Exercise. Drop all pictures and repeat exactly the lines from the line holding "Output the underlying" through the end of the records.

Records for processing.
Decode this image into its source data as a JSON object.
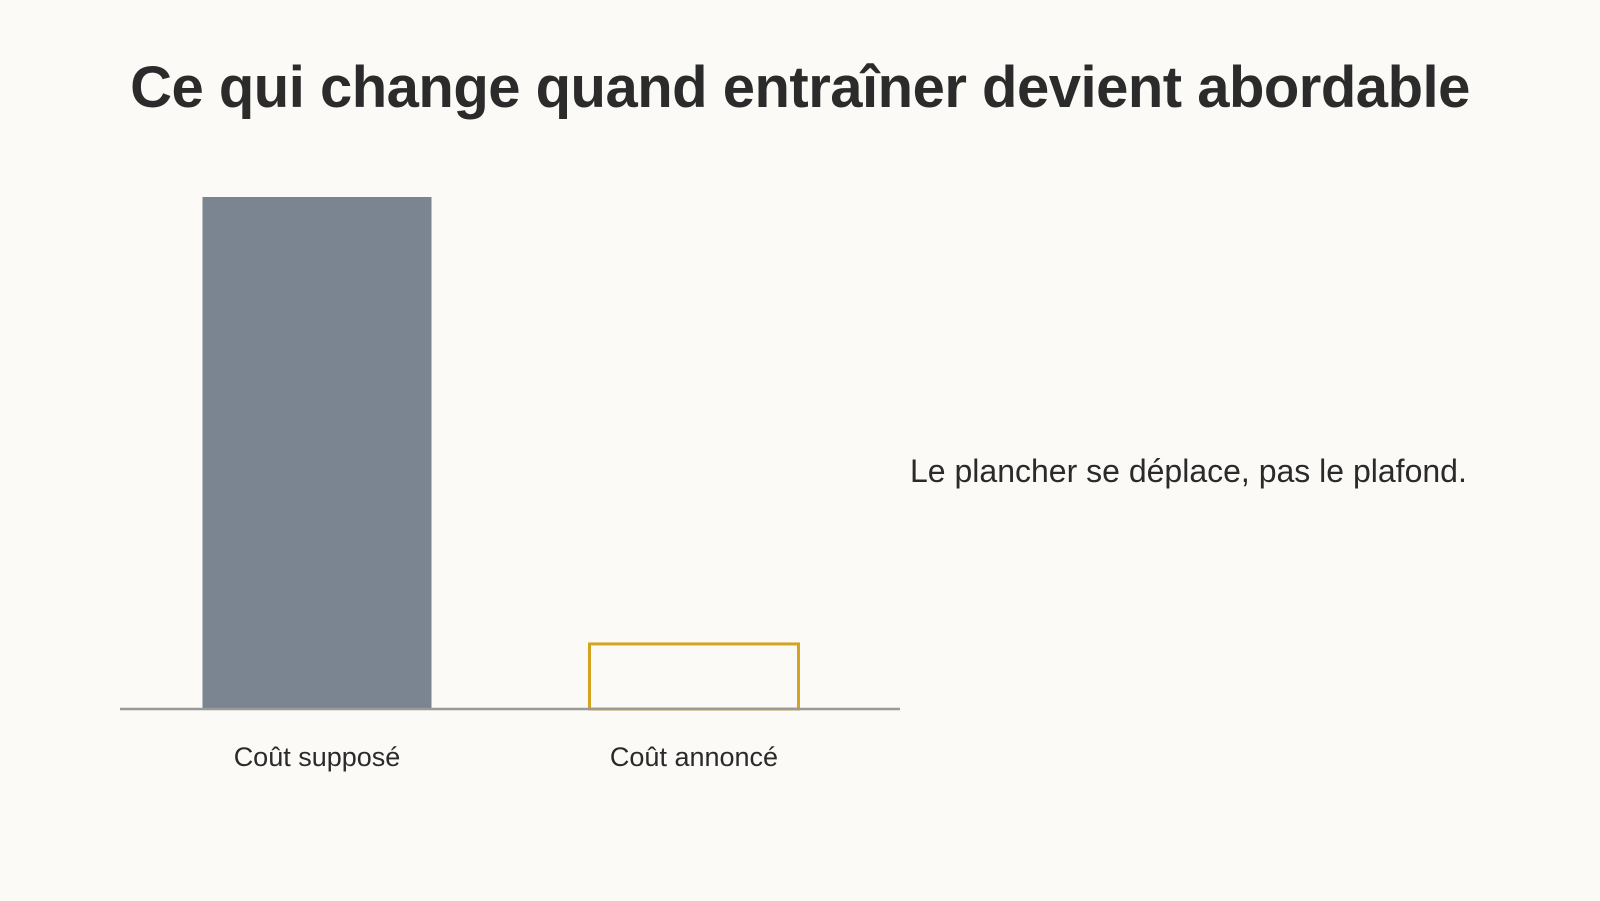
{
  "title": "Ce qui change quand entraîner devient abordable",
  "note": "Le plancher se déplace, pas le plafond.",
  "chart_data": {
    "type": "bar",
    "title": "",
    "xlabel": "",
    "ylabel": "",
    "categories": [
      "Coût supposé",
      "Coût annoncé"
    ],
    "values": [
      100,
      13
    ],
    "ylim": [
      0,
      100
    ],
    "grid": false,
    "axis_ticks": false,
    "styles": [
      {
        "fill": "#7b8491",
        "stroke": "none"
      },
      {
        "fill": "none",
        "stroke": "#d4a31f"
      }
    ],
    "baseline_color": "#9a9a9a"
  }
}
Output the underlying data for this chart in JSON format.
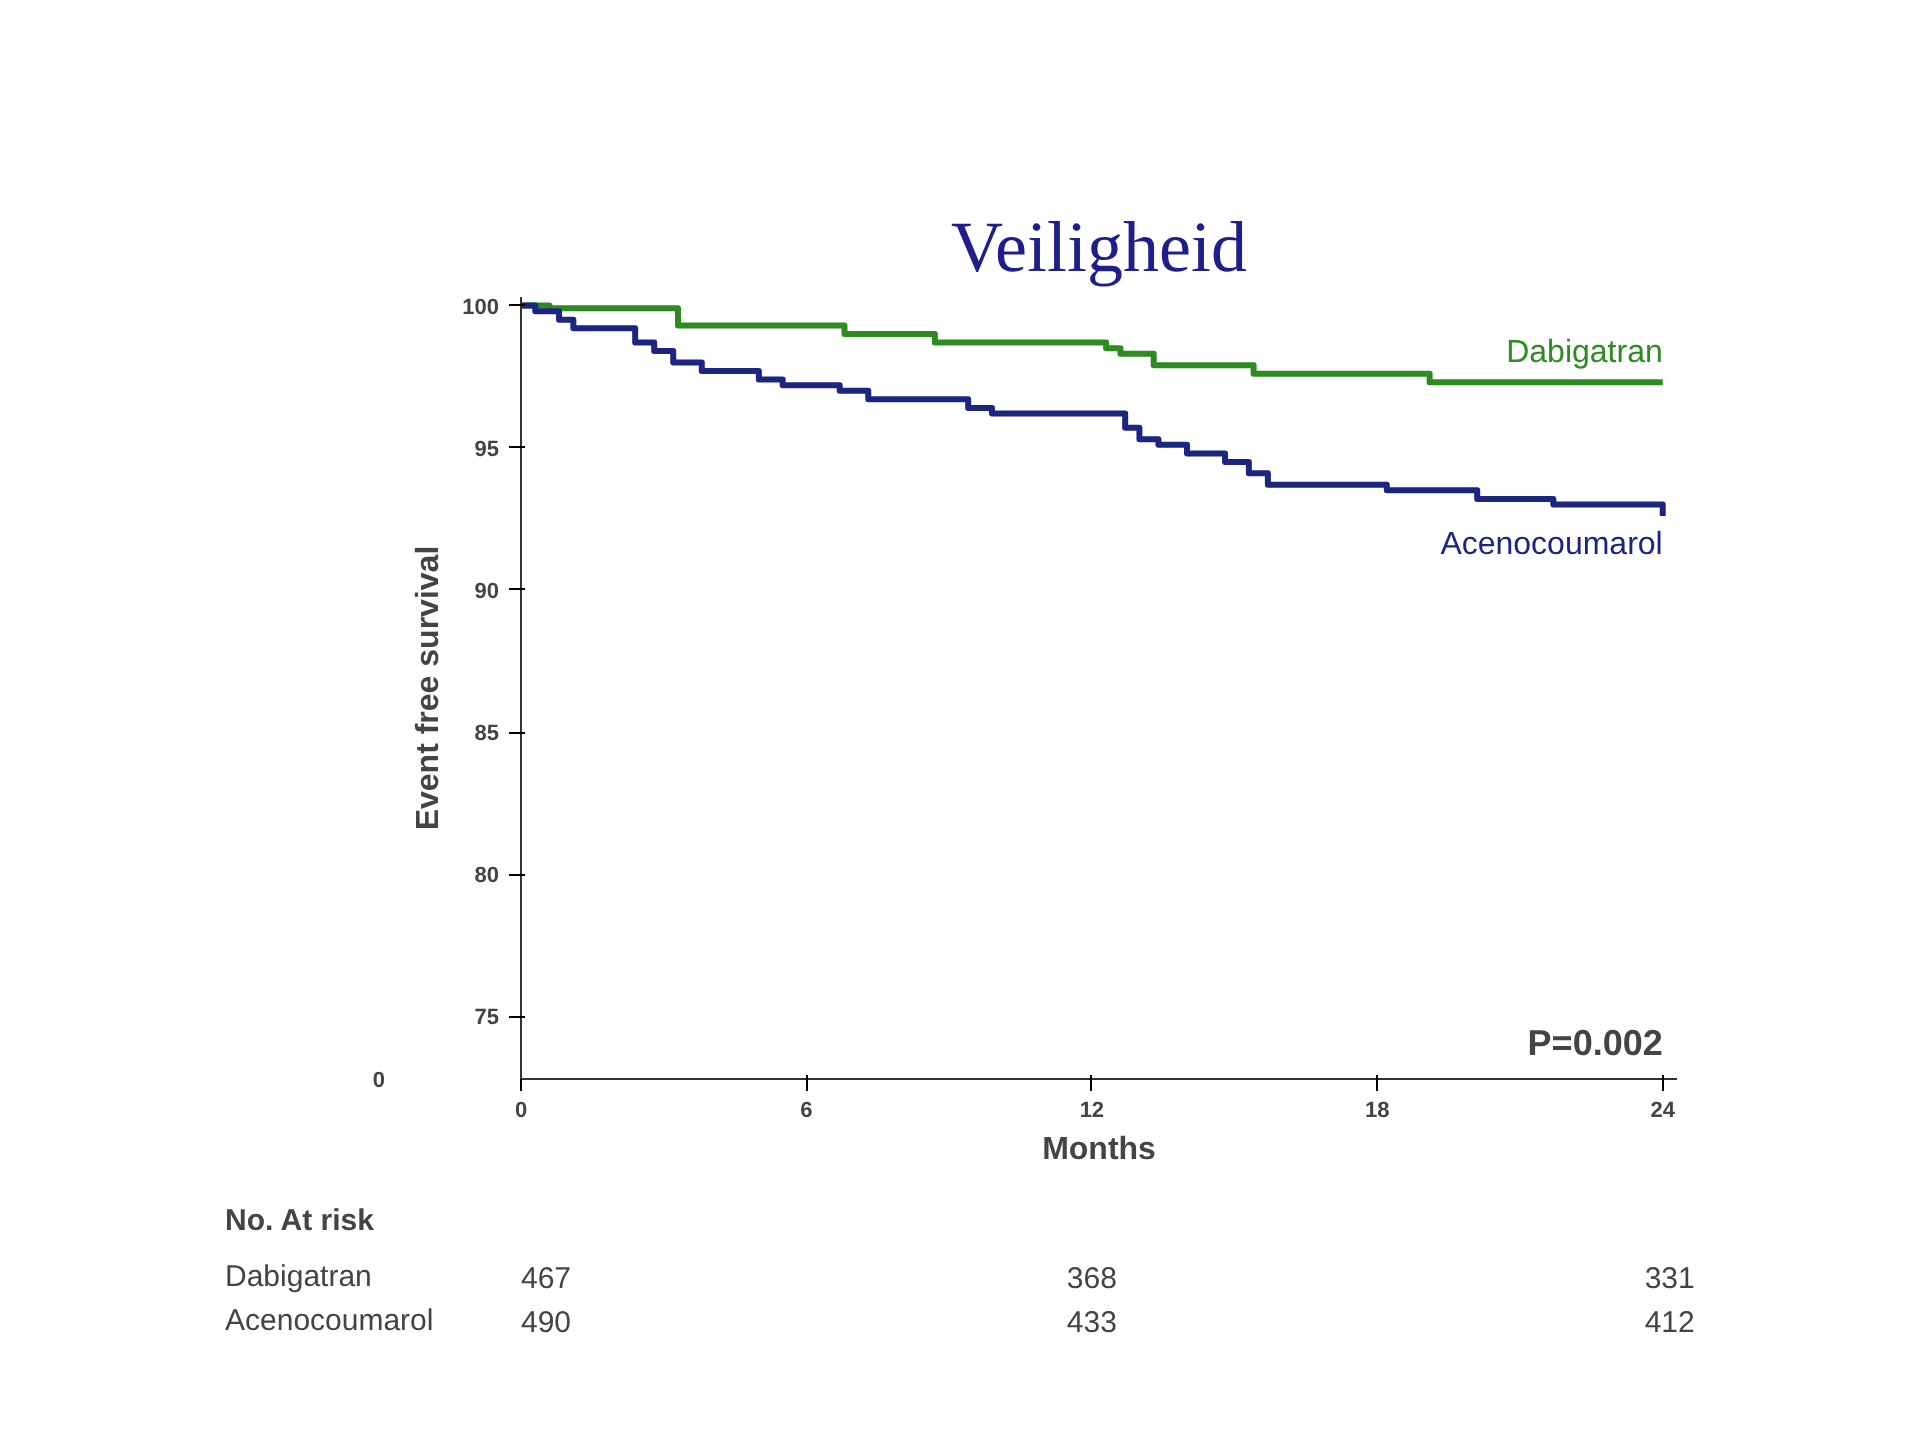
{
  "chart_data": {
    "type": "step",
    "title": "Veiligheid",
    "xlabel": "Months",
    "ylabel": "Event free survival",
    "xlim": [
      0,
      24.3
    ],
    "xticks": [
      0,
      6,
      12,
      18,
      24
    ],
    "ylim": [
      72.8,
      100.3
    ],
    "yticks": [
      75,
      80,
      85,
      90,
      95,
      100
    ],
    "x": [
      0,
      0.6,
      3.3,
      6.8,
      8.7,
      12.3,
      12.6,
      13.3,
      15.4,
      19.1,
      24
    ],
    "series": [
      {
        "name": "Dabigatran",
        "color": "#2e8b22",
        "values": [
          100,
          99.9,
          99.3,
          99.0,
          98.7,
          98.5,
          98.3,
          97.9,
          97.6,
          97.3,
          97.3
        ]
      },
      {
        "name": "Acenocoumarol",
        "color": "#1c2580",
        "x": [
          0,
          0.3,
          0.8,
          1.1,
          2.4,
          2.8,
          3.2,
          3.8,
          5.0,
          5.5,
          6.7,
          7.3,
          9.4,
          9.9,
          12.7,
          13.0,
          13.4,
          14.0,
          14.8,
          15.3,
          15.7,
          18.2,
          20.1,
          21.7,
          24
        ],
        "values": [
          100,
          99.8,
          99.5,
          99.2,
          98.7,
          98.4,
          98.0,
          97.7,
          97.4,
          97.2,
          97.0,
          96.7,
          96.4,
          96.2,
          95.7,
          95.3,
          95.1,
          94.8,
          94.5,
          94.1,
          93.7,
          93.5,
          93.2,
          93.0,
          92.6
        ]
      }
    ],
    "grid": false,
    "annotations": [
      "P=0.002",
      "0",
      "No. At risk",
      "Dabigatran",
      "467",
      "368",
      "331",
      "Acenocoumarol",
      "490",
      "433",
      "412"
    ]
  }
}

Result for this exercise.
Output the underlying data for this chart in JSON format.
{
  "chart_data": {
    "type": "step",
    "title": "Veiligheid",
    "xlabel": "Months",
    "ylabel": "Event free survival",
    "xlim": [
      0,
      24.3
    ],
    "xticks": [
      0,
      6,
      12,
      18,
      24
    ],
    "ylim": [
      72.8,
      100.3
    ],
    "yticks": [
      75,
      80,
      85,
      90,
      95,
      100
    ],
    "x": [
      0,
      0.6,
      3.3,
      6.8,
      8.7,
      12.3,
      12.6,
      13.3,
      15.4,
      19.1,
      24
    ],
    "series": [
      {
        "name": "Dabigatran",
        "color": "#2e8b22",
        "values": [
          100,
          99.9,
          99.3,
          99.0,
          98.7,
          98.5,
          98.3,
          97.9,
          97.6,
          97.3,
          97.3
        ]
      },
      {
        "name": "Acenocoumarol",
        "color": "#1c2580",
        "x": [
          0,
          0.3,
          0.8,
          1.1,
          2.4,
          2.8,
          3.2,
          3.8,
          5.0,
          5.5,
          6.7,
          7.3,
          9.4,
          9.9,
          12.7,
          13.0,
          13.4,
          14.0,
          14.8,
          15.3,
          15.7,
          18.2,
          20.1,
          21.7,
          24
        ],
        "values": [
          100,
          99.8,
          99.5,
          99.2,
          98.7,
          98.4,
          98.0,
          97.7,
          97.4,
          97.2,
          97.0,
          96.7,
          96.4,
          96.2,
          95.7,
          95.3,
          95.1,
          94.8,
          94.5,
          94.1,
          93.7,
          93.5,
          93.2,
          93.0,
          92.6
        ]
      }
    ],
    "grid": false,
    "annotations": [
      "P=0.002",
      "0",
      "No. At risk",
      "Dabigatran",
      "467",
      "368",
      "331",
      "Acenocoumarol",
      "490",
      "433",
      "412"
    ]
  }
}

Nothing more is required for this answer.